SOURCE EXTRACT
---

Turkey is a dream for breakfast lovers like me. A traditional Turkish breakfast is an elaborate affair, a veritable parade of so many dishes that you fear there won't be enough space for your plate on the table. It's probably not the first thing that springs to mind when you think of Turkish cuisine (kebabs, anyone?), but you really can't discuss Turkish food if you don't talk about breakfast.

For Turkish families, breakfast is often a sit-down meal that means quality family-time together. Of course, in today's increasingly busy world there isn't always time for a gargantuan breakfast and many Turks simply gulp down a cup of çay (Turkish tea) and a simit (sesame) bagel before heading off for work. But at weekends, it's time for the breakfast of champions. 

 
Oh. My. God.

Oh. My. God.

 

Why are you so obsessed with breakfast you weirdo?

For me, it's because it feels like nothing is off-limits under the breakfast category. Fancy something sweet? You can have pancakes, waffles, french toast, yogurt and muesli, overnight oats, porridge with maple syrup...You can even add some fresh fruit on if you are feeling guilty about not getting your 5-a-day and are worrying that your breakfast falls into the 'dessert' category.

---

SOURCE MATERIAL

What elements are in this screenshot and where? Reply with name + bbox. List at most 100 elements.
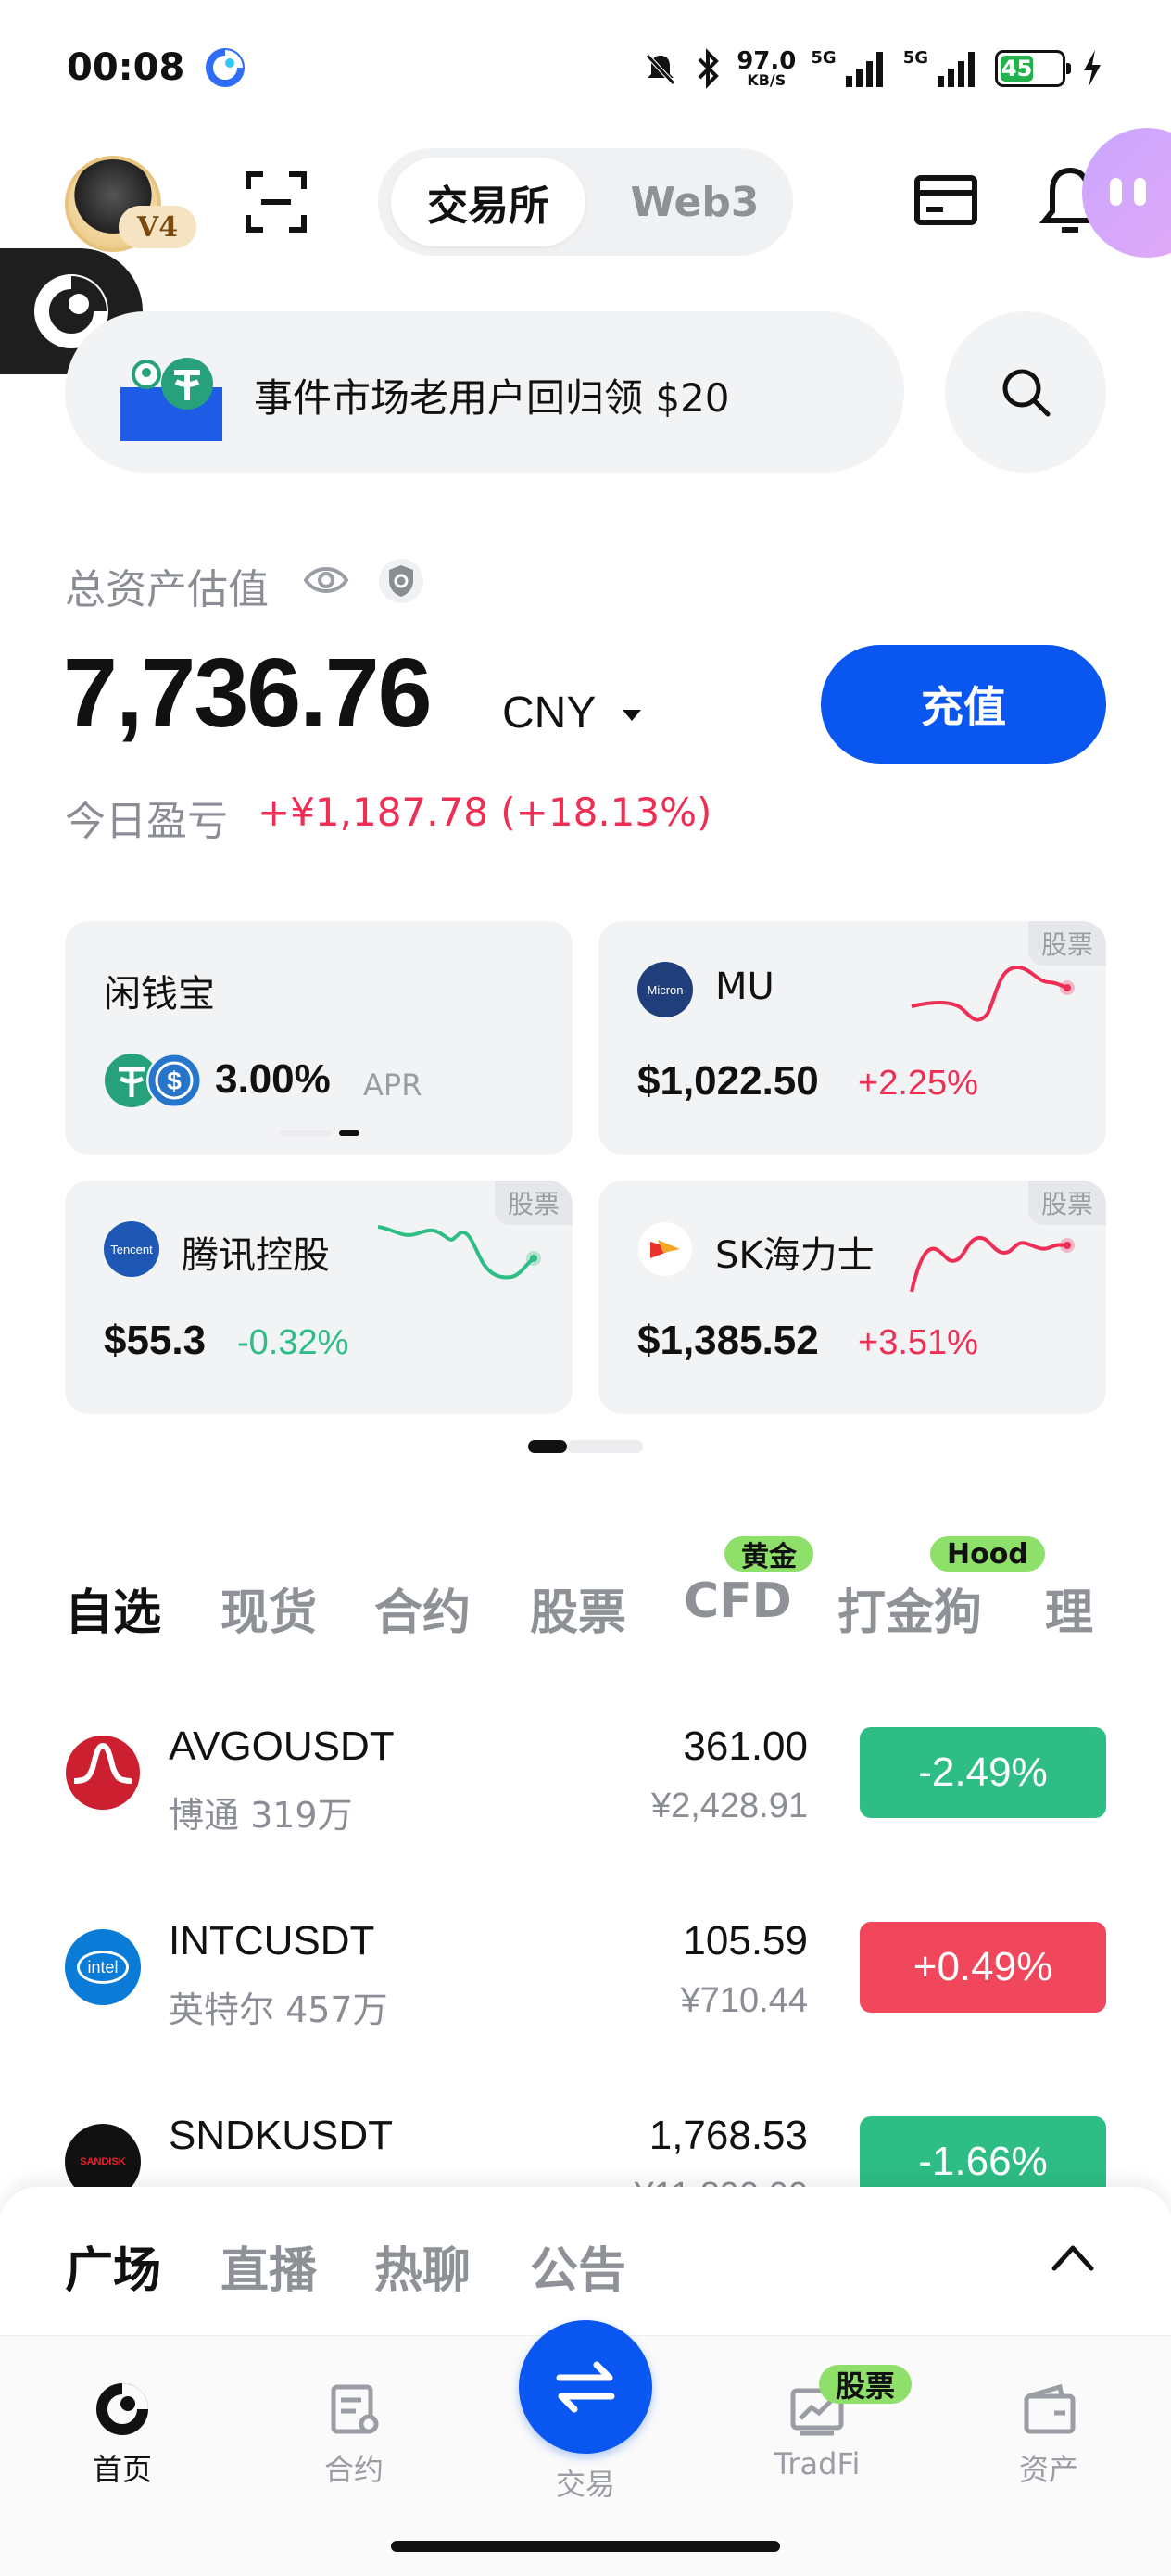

---

REQUIREMENTS
Reproduce the part of the Turkish breakfast text above between "For me, it's" and "the 'dessert' category.", inclusive, substituting "oatmeal" for "porridge".

FINAL RESULT
For me, it's because it feels like nothing is off-limits under the breakfast category. Fancy something sweet? You can have pancakes, waffles, french toast, yogurt and muesli, overnight oats, oatmeal with maple syrup...You can even add some fresh fruit on if you are feeling guilty about not getting your 5-a-day and are worrying that your breakfast falls into the 'dessert' category.